▸ **What you will do**
Every record below should be transcribed exactly. Omit the images.

▸ **Records supplied**
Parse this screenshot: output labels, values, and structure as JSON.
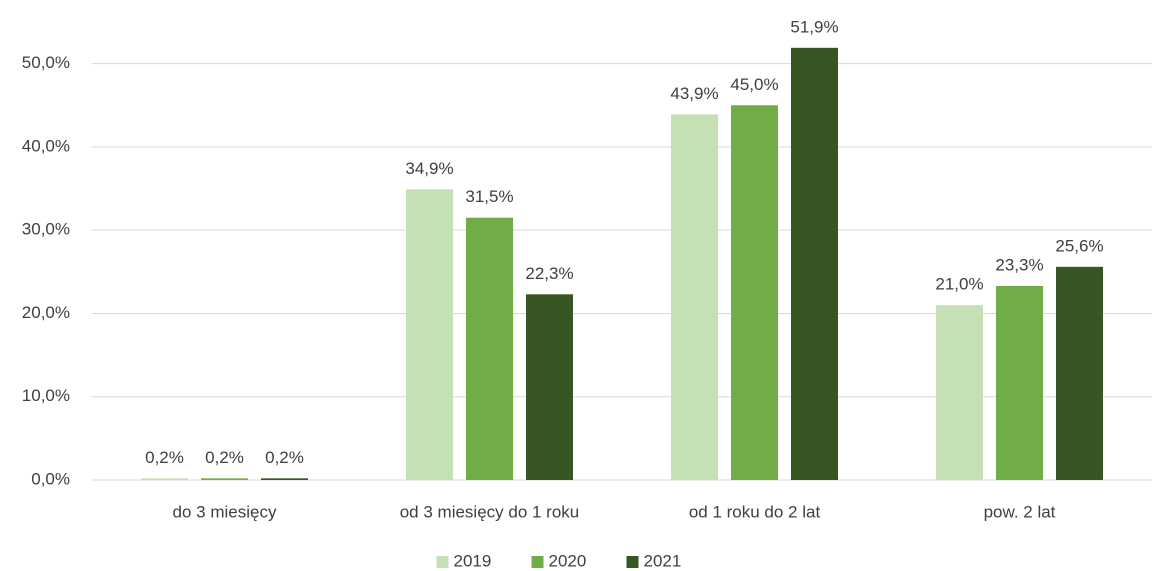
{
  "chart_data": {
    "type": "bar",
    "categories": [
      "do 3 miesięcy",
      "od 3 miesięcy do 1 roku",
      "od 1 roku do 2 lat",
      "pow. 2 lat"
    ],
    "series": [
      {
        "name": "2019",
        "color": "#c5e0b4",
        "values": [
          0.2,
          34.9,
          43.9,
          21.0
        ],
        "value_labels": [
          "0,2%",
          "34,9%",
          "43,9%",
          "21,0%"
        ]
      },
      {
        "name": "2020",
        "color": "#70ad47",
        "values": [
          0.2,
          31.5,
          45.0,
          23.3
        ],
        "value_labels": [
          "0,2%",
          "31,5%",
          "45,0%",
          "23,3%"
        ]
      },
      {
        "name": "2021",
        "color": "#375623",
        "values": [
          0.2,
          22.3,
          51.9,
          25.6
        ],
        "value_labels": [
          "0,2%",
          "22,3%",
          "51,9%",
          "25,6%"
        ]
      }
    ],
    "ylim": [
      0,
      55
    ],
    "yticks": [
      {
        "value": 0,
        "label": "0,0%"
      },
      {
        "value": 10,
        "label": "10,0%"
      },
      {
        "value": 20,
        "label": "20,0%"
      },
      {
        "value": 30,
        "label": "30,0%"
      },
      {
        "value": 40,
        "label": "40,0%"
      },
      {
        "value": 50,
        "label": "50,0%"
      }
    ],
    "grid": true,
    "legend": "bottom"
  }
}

▸ **Response to this task**
Parse this screenshot: output labels, values, and structure as JSON.
{
  "chart_data": {
    "type": "bar",
    "categories": [
      "do 3 miesięcy",
      "od 3 miesięcy do 1 roku",
      "od 1 roku do 2 lat",
      "pow. 2 lat"
    ],
    "series": [
      {
        "name": "2019",
        "color": "#c5e0b4",
        "values": [
          0.2,
          34.9,
          43.9,
          21.0
        ],
        "value_labels": [
          "0,2%",
          "34,9%",
          "43,9%",
          "21,0%"
        ]
      },
      {
        "name": "2020",
        "color": "#70ad47",
        "values": [
          0.2,
          31.5,
          45.0,
          23.3
        ],
        "value_labels": [
          "0,2%",
          "31,5%",
          "45,0%",
          "23,3%"
        ]
      },
      {
        "name": "2021",
        "color": "#375623",
        "values": [
          0.2,
          22.3,
          51.9,
          25.6
        ],
        "value_labels": [
          "0,2%",
          "22,3%",
          "51,9%",
          "25,6%"
        ]
      }
    ],
    "ylim": [
      0,
      55
    ],
    "yticks": [
      {
        "value": 0,
        "label": "0,0%"
      },
      {
        "value": 10,
        "label": "10,0%"
      },
      {
        "value": 20,
        "label": "20,0%"
      },
      {
        "value": 30,
        "label": "30,0%"
      },
      {
        "value": 40,
        "label": "40,0%"
      },
      {
        "value": 50,
        "label": "50,0%"
      }
    ],
    "grid": true,
    "legend": "bottom"
  }
}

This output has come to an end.